**Given instruction**
Exactly repeat the full listing that follows.

[START Provided records]

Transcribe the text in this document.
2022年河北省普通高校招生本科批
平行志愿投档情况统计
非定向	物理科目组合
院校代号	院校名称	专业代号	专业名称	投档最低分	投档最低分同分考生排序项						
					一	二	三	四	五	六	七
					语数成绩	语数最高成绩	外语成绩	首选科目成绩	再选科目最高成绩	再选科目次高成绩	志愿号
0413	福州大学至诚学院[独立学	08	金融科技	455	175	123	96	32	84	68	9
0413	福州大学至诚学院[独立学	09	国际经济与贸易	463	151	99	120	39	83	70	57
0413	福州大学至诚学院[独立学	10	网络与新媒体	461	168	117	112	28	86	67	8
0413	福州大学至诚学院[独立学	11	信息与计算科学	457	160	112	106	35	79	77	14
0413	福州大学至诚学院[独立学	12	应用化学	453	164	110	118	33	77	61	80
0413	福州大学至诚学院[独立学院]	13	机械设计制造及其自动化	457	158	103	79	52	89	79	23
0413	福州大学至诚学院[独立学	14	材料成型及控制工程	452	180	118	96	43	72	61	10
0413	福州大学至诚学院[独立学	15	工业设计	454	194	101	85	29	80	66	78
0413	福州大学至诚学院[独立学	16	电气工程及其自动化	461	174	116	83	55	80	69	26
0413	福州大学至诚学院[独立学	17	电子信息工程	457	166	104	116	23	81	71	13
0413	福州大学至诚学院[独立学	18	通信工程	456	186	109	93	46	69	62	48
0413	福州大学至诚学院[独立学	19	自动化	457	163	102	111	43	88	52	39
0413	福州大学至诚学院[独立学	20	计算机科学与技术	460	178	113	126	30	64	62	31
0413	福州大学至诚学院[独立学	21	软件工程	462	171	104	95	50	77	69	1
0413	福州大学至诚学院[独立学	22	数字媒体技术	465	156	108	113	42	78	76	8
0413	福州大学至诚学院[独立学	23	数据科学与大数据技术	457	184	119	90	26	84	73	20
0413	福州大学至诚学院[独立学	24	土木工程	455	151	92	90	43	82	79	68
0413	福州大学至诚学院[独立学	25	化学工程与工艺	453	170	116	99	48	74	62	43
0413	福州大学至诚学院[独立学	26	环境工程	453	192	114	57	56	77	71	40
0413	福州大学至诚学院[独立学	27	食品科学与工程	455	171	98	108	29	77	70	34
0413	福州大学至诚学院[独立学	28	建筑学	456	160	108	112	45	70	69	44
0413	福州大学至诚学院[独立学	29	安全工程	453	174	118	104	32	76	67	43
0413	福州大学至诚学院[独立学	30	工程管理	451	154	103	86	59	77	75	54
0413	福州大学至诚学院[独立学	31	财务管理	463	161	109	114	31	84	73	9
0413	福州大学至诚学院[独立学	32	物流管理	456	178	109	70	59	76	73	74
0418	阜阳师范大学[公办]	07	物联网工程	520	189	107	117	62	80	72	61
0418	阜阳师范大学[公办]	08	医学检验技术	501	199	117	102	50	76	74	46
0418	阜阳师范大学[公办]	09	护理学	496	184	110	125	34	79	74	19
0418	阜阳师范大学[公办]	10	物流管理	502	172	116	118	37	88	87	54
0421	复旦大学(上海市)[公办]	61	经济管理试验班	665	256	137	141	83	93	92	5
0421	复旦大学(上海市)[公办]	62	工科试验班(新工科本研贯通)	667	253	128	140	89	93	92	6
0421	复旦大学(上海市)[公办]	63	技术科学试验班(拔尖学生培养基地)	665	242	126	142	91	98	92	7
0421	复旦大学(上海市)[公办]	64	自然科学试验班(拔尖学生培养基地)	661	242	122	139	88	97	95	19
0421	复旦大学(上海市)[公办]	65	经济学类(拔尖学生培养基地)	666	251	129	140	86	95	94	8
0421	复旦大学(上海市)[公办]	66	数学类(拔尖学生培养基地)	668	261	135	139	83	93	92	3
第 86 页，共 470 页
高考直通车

[END Provided records]

**Solution to this problem**
Transcribe the text in this document.
2022年河北省普通高校招生本科批
平行志愿投档情况统计
非定向	物理科目组合
院校代号	院校名称	专业代号	专业名称	投档最低分	投档最低分同分考生排序项						
					一	二	三	四	五	六	七
					语数成绩	语数最高成绩	外语成绩	首选科目成绩	再选科目最高成绩	再选科目次高成绩	志愿号
0413	福州大学至诚学院[独立学	08	金融科技	455	175	123	96	32	84	68	9
0413	福州大学至诚学院[独立学	09	国际经济与贸易	463	151	99	120	39	83	70	57
0413	福州大学至诚学院[独立学	10	网络与新媒体	461	168	117	112	28	86	67	8
0413	福州大学至诚学院[独立学	11	信息与计算科学	457	160	112	106	35	79	77	14
0413	福州大学至诚学院[独立学	12	应用化学	453	164	110	118	33	77	61	80
0413	福州大学至诚学院[独立学院]	13	机械设计制造及其自动化	457	158	103	79	52	89	79	23
0413	福州大学至诚学院[独立学	14	材料成型及控制工程	452	180	118	96	43	72	61	10
0413	福州大学至诚学院[独立学	15	工业设计	454	194	101	85	29	80	66	78
0413	福州大学至诚学院[独立学	16	电气工程及其自动化	461	174	116	83	55	80	69	26
0413	福州大学至诚学院[独立学	17	电子信息工程	457	166	104	116	23	81	71	13
0413	福州大学至诚学院[独立学	18	通信工程	456	186	109	93	46	69	62	48
0413	福州大学至诚学院[独立学	19	自动化	457	163	102	111	43	88	52	39
0413	福州大学至诚学院[独立学	20	计算机科学与技术	460	178	113	126	30	64	62	31
0413	福州大学至诚学院[独立学	21	软件工程	462	171	104	95	50	77	69	1
0413	福州大学至诚学院[独立学	22	数字媒体技术	465	156	108	113	42	78	76	8
0413	福州大学至诚学院[独立学	23	数据科学与大数据技术	457	184	119	90	26	84	73	20
0413	福州大学至诚学院[独立学	24	土木工程	455	151	92	90	43	82	79	68
0413	福州大学至诚学院[独立学	25	化学工程与工艺	453	170	116	99	48	74	62	43
0413	福州大学至诚学院[独立学	26	环境工程	453	192	114	57	56	77	71	40
0413	福州大学至诚学院[独立学	27	食品科学与工程	455	171	98	108	29	77	70	34
0413	福州大学至诚学院[独立学	28	建筑学	456	160	108	112	45	70	69	44
0413	福州大学至诚学院[独立学	29	安全工程	453	174	118	104	32	76	67	43
0413	福州大学至诚学院[独立学	30	工程管理	451	154	103	86	59	77	75	54
0413	福州大学至诚学院[独立学	31	财务管理	463	161	109	114	31	84	73	9
0413	福州大学至诚学院[独立学	32	物流管理	456	178	109	70	59	76	73	74
0418	阜阳师范大学[公办]	07	物联网工程	520	189	107	117	62	80	72	61
0418	阜阳师范大学[公办]	08	医学检验技术	501	199	117	102	50	76	74	46
0418	阜阳师范大学[公办]	09	护理学	496	184	110	125	34	79	74	19
0418	阜阳师范大学[公办]	10	物流管理	502	172	116	118	37	88	87	54
0421	复旦大学(上海市)[公办]	61	经济管理试验班	665	256	137	141	83	93	92	5
0421	复旦大学(上海市)[公办]	62	工科试验班(新工科本研贯通)	667	253	128	140	89	93	92	6
0421	复旦大学(上海市)[公办]	63	技术科学试验班(拔尖学生培养基地)	665	242	126	142	91	98	92	7
0421	复旦大学(上海市)[公办]	64	自然科学试验班(拔尖学生培养基地)	661	242	122	139	88	97	95	19
0421	复旦大学(上海市)[公办]	65	经济学类(拔尖学生培养基地)	666	251	129	140	86	95	94	8
0421	复旦大学(上海市)[公办]	66	数学类(拔尖学生培养基地)	668	261	135	139	83	93	92	3
第 86 页，共 470 页
高考直通车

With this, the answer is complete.